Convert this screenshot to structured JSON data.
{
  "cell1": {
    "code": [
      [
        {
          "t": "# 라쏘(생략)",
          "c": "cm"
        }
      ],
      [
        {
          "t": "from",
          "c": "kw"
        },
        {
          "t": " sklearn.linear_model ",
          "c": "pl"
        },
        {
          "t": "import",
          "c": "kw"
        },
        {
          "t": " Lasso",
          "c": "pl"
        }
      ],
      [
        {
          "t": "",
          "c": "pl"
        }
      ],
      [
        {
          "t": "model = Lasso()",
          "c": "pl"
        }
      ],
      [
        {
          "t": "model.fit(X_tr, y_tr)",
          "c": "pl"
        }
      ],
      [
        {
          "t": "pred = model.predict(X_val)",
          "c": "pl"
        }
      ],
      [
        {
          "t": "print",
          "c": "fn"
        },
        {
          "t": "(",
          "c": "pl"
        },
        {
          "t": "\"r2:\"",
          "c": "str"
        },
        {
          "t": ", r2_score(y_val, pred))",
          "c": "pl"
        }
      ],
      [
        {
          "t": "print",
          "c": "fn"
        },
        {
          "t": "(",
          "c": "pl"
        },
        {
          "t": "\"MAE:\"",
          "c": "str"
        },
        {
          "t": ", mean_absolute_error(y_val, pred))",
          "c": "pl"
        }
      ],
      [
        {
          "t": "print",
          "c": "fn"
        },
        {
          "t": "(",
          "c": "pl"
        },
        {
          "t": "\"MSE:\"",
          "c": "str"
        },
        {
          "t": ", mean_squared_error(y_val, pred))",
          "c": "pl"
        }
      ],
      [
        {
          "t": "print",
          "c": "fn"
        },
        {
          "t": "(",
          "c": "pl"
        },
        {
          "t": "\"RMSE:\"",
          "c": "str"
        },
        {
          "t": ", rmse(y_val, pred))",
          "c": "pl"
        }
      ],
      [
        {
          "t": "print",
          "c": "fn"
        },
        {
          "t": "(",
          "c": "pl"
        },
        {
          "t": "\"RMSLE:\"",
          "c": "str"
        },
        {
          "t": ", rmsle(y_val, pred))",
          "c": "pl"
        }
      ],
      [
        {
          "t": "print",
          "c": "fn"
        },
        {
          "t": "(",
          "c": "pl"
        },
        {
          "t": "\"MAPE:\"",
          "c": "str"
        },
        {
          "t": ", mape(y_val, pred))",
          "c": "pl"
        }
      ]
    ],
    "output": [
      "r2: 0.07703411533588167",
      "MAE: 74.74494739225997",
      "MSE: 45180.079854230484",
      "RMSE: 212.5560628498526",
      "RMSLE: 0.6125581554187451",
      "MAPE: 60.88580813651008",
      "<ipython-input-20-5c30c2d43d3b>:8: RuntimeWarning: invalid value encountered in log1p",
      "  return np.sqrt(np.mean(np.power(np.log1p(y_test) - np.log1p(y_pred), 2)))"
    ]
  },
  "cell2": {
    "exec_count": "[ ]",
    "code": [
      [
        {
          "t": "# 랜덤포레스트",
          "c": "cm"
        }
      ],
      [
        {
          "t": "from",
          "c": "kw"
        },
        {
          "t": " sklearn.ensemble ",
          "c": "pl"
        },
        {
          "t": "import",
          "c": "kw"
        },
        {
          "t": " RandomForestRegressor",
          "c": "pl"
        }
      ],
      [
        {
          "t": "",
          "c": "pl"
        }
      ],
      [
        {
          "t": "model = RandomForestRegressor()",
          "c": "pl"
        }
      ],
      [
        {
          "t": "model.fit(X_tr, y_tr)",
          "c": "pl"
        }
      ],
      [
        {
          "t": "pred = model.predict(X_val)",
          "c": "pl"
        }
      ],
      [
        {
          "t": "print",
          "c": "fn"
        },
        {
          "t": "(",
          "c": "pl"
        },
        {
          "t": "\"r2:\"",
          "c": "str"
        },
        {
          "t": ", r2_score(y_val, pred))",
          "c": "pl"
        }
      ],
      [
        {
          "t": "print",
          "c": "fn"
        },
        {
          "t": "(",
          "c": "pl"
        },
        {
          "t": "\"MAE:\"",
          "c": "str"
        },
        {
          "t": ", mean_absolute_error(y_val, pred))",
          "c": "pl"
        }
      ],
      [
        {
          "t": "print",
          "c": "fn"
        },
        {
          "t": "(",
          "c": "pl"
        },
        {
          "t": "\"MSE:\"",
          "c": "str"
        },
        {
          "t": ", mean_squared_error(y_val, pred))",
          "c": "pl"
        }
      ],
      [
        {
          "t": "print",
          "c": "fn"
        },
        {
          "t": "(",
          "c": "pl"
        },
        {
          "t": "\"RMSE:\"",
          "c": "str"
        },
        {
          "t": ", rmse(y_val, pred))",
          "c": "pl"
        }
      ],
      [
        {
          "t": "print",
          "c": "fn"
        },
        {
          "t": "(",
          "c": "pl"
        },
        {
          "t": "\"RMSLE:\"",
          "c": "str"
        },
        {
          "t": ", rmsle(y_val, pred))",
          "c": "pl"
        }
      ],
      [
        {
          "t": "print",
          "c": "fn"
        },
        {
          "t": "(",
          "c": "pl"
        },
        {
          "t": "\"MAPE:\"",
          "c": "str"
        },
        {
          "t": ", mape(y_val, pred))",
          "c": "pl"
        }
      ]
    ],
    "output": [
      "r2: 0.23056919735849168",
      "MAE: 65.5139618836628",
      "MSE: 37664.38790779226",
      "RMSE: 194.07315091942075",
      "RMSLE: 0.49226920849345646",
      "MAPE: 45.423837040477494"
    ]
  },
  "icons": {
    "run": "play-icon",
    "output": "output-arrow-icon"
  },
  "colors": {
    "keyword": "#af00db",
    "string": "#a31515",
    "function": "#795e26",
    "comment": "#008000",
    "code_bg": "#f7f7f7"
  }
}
━━━
Problem requirements
Lines holding the word "sklearn" in the entries above are the ones to pull out. Copy them all.

Exercise output
          "t": " sklearn.linear_model ",
          "t": " sklearn.ensemble ",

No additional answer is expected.